# [Aim of the task]
The data must be returned in full and exactly as given.

[Records]
-- begin --
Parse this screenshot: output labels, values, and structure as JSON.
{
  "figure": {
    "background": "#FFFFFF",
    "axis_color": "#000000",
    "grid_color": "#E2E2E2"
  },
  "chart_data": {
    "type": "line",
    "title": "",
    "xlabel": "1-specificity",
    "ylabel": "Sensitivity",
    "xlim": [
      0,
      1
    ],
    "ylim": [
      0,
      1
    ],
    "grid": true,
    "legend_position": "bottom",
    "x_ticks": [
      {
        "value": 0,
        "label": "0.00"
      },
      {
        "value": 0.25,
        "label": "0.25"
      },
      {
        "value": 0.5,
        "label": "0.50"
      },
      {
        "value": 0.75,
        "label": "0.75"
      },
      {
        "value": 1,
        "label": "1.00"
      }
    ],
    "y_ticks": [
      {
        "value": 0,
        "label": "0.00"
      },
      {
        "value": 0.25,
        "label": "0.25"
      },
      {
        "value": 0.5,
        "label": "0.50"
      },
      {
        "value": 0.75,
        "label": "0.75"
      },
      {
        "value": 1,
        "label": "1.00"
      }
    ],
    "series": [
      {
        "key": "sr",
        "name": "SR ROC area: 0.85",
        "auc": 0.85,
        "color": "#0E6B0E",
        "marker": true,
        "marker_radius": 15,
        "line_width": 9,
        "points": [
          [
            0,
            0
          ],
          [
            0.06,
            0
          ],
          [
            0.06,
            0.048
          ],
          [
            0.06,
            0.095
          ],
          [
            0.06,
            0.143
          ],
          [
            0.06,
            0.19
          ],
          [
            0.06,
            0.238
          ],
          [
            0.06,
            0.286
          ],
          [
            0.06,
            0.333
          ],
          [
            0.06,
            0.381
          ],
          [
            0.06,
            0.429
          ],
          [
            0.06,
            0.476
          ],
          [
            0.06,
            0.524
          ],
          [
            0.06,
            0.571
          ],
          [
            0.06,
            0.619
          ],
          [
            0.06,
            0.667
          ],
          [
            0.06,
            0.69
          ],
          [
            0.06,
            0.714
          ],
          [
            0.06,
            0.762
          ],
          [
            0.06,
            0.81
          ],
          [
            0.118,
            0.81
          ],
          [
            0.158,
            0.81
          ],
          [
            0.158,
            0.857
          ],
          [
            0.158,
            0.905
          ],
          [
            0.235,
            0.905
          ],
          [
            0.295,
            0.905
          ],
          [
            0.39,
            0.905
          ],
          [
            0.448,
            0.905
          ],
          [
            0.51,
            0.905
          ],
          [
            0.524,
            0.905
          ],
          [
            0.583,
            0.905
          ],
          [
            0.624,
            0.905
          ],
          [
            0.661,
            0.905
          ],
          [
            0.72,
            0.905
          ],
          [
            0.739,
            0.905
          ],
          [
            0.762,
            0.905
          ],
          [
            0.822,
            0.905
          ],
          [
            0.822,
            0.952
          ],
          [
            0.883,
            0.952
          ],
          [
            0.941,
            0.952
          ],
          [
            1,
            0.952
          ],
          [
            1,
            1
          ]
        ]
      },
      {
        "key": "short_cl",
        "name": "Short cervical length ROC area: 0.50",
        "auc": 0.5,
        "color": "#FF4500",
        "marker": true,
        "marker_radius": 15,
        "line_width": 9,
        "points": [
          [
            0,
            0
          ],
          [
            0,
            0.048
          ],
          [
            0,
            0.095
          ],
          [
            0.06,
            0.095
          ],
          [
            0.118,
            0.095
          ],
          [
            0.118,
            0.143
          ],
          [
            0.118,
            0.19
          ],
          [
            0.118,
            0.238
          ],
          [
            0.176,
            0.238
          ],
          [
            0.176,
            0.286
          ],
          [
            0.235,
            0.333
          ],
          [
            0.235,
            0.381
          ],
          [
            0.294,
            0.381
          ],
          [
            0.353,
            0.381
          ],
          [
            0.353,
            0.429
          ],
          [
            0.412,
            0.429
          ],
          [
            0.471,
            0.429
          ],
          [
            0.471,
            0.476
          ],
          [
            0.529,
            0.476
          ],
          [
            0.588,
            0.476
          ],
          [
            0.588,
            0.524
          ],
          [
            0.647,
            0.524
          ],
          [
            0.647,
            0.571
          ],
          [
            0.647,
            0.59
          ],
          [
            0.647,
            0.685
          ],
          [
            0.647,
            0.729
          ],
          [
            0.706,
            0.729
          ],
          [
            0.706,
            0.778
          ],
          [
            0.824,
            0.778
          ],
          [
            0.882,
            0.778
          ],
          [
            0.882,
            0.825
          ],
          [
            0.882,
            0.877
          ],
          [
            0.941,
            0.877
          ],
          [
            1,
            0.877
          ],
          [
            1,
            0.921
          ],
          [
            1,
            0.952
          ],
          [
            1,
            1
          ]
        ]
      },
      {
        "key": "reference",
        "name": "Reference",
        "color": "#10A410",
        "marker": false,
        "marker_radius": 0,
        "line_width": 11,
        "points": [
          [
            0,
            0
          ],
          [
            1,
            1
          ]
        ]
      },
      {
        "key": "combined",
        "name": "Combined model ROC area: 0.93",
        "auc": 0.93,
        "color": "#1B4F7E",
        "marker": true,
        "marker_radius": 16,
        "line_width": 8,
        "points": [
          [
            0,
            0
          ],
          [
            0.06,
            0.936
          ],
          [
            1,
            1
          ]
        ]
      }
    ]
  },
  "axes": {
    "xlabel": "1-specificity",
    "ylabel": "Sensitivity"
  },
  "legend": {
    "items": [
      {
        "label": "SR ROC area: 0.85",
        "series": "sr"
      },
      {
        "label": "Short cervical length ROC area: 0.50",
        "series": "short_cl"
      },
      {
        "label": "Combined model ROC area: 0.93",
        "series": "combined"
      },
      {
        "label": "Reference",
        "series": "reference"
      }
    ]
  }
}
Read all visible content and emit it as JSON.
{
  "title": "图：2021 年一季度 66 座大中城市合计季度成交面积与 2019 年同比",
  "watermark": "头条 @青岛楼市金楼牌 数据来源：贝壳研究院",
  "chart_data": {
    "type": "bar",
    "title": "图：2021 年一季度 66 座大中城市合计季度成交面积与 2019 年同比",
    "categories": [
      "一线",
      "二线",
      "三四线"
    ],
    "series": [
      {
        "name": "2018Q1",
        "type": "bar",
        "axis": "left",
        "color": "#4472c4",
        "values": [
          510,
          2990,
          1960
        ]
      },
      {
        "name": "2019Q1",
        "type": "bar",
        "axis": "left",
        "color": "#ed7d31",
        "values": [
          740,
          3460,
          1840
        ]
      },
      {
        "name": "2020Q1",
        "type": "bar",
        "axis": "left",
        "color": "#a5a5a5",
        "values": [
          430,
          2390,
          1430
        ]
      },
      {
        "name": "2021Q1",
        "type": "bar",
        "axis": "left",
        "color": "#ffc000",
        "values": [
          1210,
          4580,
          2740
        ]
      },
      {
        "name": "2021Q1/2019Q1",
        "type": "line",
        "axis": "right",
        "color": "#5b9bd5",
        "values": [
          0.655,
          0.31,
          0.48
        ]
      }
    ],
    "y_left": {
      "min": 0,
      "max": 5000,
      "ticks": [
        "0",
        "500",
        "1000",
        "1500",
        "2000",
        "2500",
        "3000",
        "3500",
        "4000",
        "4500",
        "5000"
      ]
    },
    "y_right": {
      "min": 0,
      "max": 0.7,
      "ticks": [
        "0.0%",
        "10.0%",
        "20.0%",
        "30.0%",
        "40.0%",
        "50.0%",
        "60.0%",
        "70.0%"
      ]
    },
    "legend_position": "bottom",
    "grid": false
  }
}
-- end --
# [The solution]
Parse this screenshot: output labels, values, and structure as JSON.
{
  "figure": {
    "background": "#FFFFFF",
    "axis_color": "#000000",
    "grid_color": "#E2E2E2"
  },
  "chart_data": {
    "type": "line",
    "title": "",
    "xlabel": "1-specificity",
    "ylabel": "Sensitivity",
    "xlim": [
      0,
      1
    ],
    "ylim": [
      0,
      1
    ],
    "grid": true,
    "legend_position": "bottom",
    "x_ticks": [
      {
        "value": 0,
        "label": "0.00"
      },
      {
        "value": 0.25,
        "label": "0.25"
      },
      {
        "value": 0.5,
        "label": "0.50"
      },
      {
        "value": 0.75,
        "label": "0.75"
      },
      {
        "value": 1,
        "label": "1.00"
      }
    ],
    "y_ticks": [
      {
        "value": 0,
        "label": "0.00"
      },
      {
        "value": 0.25,
        "label": "0.25"
      },
      {
        "value": 0.5,
        "label": "0.50"
      },
      {
        "value": 0.75,
        "label": "0.75"
      },
      {
        "value": 1,
        "label": "1.00"
      }
    ],
    "series": [
      {
        "key": "sr",
        "name": "SR ROC area: 0.85",
        "auc": 0.85,
        "color": "#0E6B0E",
        "marker": true,
        "marker_radius": 15,
        "line_width": 9,
        "points": [
          [
            0,
            0
          ],
          [
            0.06,
            0
          ],
          [
            0.06,
            0.048
          ],
          [
            0.06,
            0.095
          ],
          [
            0.06,
            0.143
          ],
          [
            0.06,
            0.19
          ],
          [
            0.06,
            0.238
          ],
          [
            0.06,
            0.286
          ],
          [
            0.06,
            0.333
          ],
          [
            0.06,
            0.381
          ],
          [
            0.06,
            0.429
          ],
          [
            0.06,
            0.476
          ],
          [
            0.06,
            0.524
          ],
          [
            0.06,
            0.571
          ],
          [
            0.06,
            0.619
          ],
          [
            0.06,
            0.667
          ],
          [
            0.06,
            0.69
          ],
          [
            0.06,
            0.714
          ],
          [
            0.06,
            0.762
          ],
          [
            0.06,
            0.81
          ],
          [
            0.118,
            0.81
          ],
          [
            0.158,
            0.81
          ],
          [
            0.158,
            0.857
          ],
          [
            0.158,
            0.905
          ],
          [
            0.235,
            0.905
          ],
          [
            0.295,
            0.905
          ],
          [
            0.39,
            0.905
          ],
          [
            0.448,
            0.905
          ],
          [
            0.51,
            0.905
          ],
          [
            0.524,
            0.905
          ],
          [
            0.583,
            0.905
          ],
          [
            0.624,
            0.905
          ],
          [
            0.661,
            0.905
          ],
          [
            0.72,
            0.905
          ],
          [
            0.739,
            0.905
          ],
          [
            0.762,
            0.905
          ],
          [
            0.822,
            0.905
          ],
          [
            0.822,
            0.952
          ],
          [
            0.883,
            0.952
          ],
          [
            0.941,
            0.952
          ],
          [
            1,
            0.952
          ],
          [
            1,
            1
          ]
        ]
      },
      {
        "key": "short_cl",
        "name": "Short cervical length ROC area: 0.50",
        "auc": 0.5,
        "color": "#FF4500",
        "marker": true,
        "marker_radius": 15,
        "line_width": 9,
        "points": [
          [
            0,
            0
          ],
          [
            0,
            0.048
          ],
          [
            0,
            0.095
          ],
          [
            0.06,
            0.095
          ],
          [
            0.118,
            0.095
          ],
          [
            0.118,
            0.143
          ],
          [
            0.118,
            0.19
          ],
          [
            0.118,
            0.238
          ],
          [
            0.176,
            0.238
          ],
          [
            0.176,
            0.286
          ],
          [
            0.235,
            0.333
          ],
          [
            0.235,
            0.381
          ],
          [
            0.294,
            0.381
          ],
          [
            0.353,
            0.381
          ],
          [
            0.353,
            0.429
          ],
          [
            0.412,
            0.429
          ],
          [
            0.471,
            0.429
          ],
          [
            0.471,
            0.476
          ],
          [
            0.529,
            0.476
          ],
          [
            0.588,
            0.476
          ],
          [
            0.588,
            0.524
          ],
          [
            0.647,
            0.524
          ],
          [
            0.647,
            0.571
          ],
          [
            0.647,
            0.59
          ],
          [
            0.647,
            0.685
          ],
          [
            0.647,
            0.729
          ],
          [
            0.706,
            0.729
          ],
          [
            0.706,
            0.778
          ],
          [
            0.824,
            0.778
          ],
          [
            0.882,
            0.778
          ],
          [
            0.882,
            0.825
          ],
          [
            0.882,
            0.877
          ],
          [
            0.941,
            0.877
          ],
          [
            1,
            0.877
          ],
          [
            1,
            0.921
          ],
          [
            1,
            0.952
          ],
          [
            1,
            1
          ]
        ]
      },
      {
        "key": "reference",
        "name": "Reference",
        "color": "#10A410",
        "marker": false,
        "marker_radius": 0,
        "line_width": 11,
        "points": [
          [
            0,
            0
          ],
          [
            1,
            1
          ]
        ]
      },
      {
        "key": "combined",
        "name": "Combined model ROC area: 0.93",
        "auc": 0.93,
        "color": "#1B4F7E",
        "marker": true,
        "marker_radius": 16,
        "line_width": 8,
        "points": [
          [
            0,
            0
          ],
          [
            0.06,
            0.936
          ],
          [
            1,
            1
          ]
        ]
      }
    ]
  },
  "axes": {
    "xlabel": "1-specificity",
    "ylabel": "Sensitivity"
  },
  "legend": {
    "items": [
      {
        "label": "SR ROC area: 0.85",
        "series": "sr"
      },
      {
        "label": "Short cervical length ROC area: 0.50",
        "series": "short_cl"
      },
      {
        "label": "Combined model ROC area: 0.93",
        "series": "combined"
      },
      {
        "label": "Reference",
        "series": "reference"
      }
    ]
  }
}
Read all visible content and emit it as JSON.
{
  "title": "图：2021 年一季度 66 座大中城市合计季度成交面积与 2019 年同比",
  "watermark": "头条 @青岛楼市金楼牌 数据来源：贝壳研究院",
  "chart_data": {
    "type": "bar",
    "title": "图：2021 年一季度 66 座大中城市合计季度成交面积与 2019 年同比",
    "categories": [
      "一线",
      "二线",
      "三四线"
    ],
    "series": [
      {
        "name": "2018Q1",
        "type": "bar",
        "axis": "left",
        "color": "#4472c4",
        "values": [
          510,
          2990,
          1960
        ]
      },
      {
        "name": "2019Q1",
        "type": "bar",
        "axis": "left",
        "color": "#ed7d31",
        "values": [
          740,
          3460,
          1840
        ]
      },
      {
        "name": "2020Q1",
        "type": "bar",
        "axis": "left",
        "color": "#a5a5a5",
        "values": [
          430,
          2390,
          1430
        ]
      },
      {
        "name": "2021Q1",
        "type": "bar",
        "axis": "left",
        "color": "#ffc000",
        "values": [
          1210,
          4580,
          2740
        ]
      },
      {
        "name": "2021Q1/2019Q1",
        "type": "line",
        "axis": "right",
        "color": "#5b9bd5",
        "values": [
          0.655,
          0.31,
          0.48
        ]
      }
    ],
    "y_left": {
      "min": 0,
      "max": 5000,
      "ticks": [
        "0",
        "500",
        "1000",
        "1500",
        "2000",
        "2500",
        "3000",
        "3500",
        "4000",
        "4500",
        "5000"
      ]
    },
    "y_right": {
      "min": 0,
      "max": 0.7,
      "ticks": [
        "0.0%",
        "10.0%",
        "20.0%",
        "30.0%",
        "40.0%",
        "50.0%",
        "60.0%",
        "70.0%"
      ]
    },
    "legend_position": "bottom",
    "grid": false
  }
}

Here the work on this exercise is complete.